### WRITTEN REQUEST
Below are the records. Count the lines containing the string "February", and reply with the number alone.

......

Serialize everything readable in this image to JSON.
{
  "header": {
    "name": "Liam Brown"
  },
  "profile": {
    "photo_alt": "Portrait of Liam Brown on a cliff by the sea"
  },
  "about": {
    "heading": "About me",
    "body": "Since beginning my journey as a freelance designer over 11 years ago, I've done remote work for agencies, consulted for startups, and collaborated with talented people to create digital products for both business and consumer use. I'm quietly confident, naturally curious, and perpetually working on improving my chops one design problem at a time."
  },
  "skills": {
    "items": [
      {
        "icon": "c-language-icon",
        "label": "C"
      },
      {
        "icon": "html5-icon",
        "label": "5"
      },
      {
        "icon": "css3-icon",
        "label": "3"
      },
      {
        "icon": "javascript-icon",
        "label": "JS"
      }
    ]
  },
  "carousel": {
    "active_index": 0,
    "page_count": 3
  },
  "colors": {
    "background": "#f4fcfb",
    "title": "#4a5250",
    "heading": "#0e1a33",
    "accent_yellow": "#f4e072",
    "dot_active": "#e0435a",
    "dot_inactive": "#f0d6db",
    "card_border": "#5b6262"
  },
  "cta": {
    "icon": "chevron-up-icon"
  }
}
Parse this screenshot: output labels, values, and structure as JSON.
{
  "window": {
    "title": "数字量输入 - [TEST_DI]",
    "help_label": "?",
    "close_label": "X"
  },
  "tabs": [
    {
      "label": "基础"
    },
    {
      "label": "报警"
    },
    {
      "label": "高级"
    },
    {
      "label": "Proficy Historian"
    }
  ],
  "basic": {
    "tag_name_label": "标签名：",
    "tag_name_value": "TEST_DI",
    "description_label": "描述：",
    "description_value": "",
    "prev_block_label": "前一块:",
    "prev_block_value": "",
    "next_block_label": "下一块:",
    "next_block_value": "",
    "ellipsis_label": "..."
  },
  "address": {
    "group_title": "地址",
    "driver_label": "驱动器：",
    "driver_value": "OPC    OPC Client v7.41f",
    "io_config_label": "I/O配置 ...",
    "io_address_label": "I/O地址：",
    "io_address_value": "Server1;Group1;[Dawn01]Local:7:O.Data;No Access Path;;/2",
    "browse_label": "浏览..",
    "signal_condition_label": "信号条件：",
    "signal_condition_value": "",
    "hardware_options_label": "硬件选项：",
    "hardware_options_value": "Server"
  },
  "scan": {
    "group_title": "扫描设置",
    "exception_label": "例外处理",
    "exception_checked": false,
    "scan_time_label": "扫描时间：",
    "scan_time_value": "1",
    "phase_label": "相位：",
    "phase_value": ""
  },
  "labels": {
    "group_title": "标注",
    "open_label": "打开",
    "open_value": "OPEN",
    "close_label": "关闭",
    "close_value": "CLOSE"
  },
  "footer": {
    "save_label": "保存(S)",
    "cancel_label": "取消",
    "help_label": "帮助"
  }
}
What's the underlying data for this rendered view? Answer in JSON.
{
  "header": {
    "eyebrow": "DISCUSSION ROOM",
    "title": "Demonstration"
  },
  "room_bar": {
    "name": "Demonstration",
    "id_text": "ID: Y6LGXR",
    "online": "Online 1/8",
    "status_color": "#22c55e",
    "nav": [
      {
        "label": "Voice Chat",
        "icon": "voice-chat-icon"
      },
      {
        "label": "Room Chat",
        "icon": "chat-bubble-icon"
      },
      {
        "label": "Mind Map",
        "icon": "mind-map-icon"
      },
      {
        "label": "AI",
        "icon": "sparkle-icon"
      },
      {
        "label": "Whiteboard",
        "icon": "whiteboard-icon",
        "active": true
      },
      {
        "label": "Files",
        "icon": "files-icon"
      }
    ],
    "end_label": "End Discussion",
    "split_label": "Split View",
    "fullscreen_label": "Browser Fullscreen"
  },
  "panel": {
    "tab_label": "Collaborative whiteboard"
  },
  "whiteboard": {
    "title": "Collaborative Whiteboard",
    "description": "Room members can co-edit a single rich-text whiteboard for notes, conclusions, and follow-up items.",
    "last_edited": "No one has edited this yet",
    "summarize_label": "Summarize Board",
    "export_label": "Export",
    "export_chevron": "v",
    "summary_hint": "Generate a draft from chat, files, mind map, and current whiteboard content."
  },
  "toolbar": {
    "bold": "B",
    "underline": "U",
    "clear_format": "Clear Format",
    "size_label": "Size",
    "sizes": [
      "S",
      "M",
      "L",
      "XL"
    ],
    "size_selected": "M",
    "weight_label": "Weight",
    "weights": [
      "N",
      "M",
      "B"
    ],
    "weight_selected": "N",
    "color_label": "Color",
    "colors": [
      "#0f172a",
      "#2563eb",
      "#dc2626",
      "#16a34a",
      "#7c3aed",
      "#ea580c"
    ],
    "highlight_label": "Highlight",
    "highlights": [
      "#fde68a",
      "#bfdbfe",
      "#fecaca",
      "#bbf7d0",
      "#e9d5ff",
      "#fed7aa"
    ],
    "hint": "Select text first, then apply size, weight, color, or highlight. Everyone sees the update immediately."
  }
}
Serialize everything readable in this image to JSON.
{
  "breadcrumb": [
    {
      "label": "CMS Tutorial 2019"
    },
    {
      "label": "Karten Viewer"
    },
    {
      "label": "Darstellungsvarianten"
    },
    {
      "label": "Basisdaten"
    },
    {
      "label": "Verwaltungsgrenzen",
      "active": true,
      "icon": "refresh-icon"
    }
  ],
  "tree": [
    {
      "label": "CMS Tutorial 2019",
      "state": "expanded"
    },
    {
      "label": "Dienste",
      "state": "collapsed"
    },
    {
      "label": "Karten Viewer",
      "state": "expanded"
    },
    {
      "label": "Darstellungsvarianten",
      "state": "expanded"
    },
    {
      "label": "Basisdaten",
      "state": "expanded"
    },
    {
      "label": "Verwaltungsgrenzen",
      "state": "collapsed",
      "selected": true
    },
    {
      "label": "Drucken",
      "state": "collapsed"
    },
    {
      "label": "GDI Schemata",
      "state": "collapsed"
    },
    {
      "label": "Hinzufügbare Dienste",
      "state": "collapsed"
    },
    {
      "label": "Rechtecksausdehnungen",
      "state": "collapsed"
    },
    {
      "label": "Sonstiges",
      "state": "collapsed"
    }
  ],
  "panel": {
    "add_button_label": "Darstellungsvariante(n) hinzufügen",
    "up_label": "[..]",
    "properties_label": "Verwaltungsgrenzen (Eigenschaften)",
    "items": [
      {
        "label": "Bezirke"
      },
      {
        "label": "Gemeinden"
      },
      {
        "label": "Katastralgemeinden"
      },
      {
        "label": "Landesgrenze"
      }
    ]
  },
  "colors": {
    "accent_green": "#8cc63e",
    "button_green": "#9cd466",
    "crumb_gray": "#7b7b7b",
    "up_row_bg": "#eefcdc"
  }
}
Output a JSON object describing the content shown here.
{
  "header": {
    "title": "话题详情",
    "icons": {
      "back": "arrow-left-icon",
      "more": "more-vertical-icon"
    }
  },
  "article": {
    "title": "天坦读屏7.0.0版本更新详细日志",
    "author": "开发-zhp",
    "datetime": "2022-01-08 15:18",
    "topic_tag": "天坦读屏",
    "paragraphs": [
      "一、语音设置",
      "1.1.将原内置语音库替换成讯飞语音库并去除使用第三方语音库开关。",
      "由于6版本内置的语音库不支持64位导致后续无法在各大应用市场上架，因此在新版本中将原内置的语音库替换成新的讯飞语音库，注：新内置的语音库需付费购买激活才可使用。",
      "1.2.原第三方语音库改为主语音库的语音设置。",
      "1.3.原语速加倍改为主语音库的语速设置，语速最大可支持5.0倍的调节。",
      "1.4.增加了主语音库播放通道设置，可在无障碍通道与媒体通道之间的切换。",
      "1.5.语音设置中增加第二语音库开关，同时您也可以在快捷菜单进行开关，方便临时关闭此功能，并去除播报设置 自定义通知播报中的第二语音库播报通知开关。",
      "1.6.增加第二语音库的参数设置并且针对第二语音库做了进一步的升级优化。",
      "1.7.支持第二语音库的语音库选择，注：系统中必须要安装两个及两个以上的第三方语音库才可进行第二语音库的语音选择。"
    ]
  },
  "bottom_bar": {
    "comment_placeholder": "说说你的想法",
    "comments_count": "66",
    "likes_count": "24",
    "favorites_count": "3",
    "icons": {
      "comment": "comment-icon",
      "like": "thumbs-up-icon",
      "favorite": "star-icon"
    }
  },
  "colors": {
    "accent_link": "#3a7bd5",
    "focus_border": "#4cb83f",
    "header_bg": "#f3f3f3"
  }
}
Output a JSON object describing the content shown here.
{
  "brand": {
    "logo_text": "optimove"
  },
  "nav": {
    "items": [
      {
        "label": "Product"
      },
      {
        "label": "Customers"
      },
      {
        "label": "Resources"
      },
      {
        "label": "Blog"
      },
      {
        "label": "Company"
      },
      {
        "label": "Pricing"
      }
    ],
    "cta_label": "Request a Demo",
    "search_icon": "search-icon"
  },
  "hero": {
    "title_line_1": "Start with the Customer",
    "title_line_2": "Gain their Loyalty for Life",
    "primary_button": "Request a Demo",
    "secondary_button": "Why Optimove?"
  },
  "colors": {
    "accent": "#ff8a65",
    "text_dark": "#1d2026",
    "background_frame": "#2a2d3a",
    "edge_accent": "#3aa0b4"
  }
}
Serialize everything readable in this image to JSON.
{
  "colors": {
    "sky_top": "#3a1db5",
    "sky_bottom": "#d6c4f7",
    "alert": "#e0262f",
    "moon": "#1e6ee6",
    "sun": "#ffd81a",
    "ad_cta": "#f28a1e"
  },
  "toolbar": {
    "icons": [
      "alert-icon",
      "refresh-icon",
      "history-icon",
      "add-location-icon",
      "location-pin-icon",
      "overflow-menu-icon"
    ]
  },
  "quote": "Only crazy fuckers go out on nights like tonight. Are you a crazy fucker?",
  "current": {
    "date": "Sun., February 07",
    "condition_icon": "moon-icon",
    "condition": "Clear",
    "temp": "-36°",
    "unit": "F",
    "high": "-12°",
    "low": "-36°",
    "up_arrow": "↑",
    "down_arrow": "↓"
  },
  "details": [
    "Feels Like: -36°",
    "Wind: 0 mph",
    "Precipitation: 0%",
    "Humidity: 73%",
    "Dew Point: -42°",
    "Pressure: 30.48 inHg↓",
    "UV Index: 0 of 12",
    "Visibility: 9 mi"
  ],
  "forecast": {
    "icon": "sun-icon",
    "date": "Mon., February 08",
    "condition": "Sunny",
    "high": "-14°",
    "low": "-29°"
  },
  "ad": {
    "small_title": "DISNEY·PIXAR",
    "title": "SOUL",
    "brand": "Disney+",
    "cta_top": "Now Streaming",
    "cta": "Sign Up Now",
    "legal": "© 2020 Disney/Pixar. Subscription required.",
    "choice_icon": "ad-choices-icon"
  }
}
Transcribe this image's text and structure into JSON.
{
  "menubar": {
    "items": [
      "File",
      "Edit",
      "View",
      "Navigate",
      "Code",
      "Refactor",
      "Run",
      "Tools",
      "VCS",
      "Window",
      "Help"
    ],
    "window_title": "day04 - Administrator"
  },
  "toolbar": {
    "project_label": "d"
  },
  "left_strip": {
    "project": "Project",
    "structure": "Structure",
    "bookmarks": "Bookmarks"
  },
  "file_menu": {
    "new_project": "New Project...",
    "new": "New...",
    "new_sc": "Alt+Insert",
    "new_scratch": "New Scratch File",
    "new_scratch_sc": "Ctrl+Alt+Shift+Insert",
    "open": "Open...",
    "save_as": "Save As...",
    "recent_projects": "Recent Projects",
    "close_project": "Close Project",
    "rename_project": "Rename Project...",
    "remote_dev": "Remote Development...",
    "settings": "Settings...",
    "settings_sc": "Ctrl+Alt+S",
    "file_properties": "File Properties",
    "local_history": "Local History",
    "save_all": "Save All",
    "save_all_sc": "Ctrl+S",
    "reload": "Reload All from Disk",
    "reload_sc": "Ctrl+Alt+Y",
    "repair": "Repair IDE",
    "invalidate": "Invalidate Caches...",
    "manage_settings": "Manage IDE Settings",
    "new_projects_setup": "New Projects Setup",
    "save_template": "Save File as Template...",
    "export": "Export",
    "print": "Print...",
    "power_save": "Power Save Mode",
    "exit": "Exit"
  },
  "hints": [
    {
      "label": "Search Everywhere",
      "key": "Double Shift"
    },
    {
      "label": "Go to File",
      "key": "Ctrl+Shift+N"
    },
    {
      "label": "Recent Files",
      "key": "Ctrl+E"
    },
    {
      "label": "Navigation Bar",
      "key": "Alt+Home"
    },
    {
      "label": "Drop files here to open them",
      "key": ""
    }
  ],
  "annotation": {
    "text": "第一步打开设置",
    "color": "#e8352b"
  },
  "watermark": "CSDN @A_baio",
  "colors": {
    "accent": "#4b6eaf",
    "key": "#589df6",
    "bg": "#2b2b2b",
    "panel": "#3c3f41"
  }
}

......

### FINISHED EXERCISE
2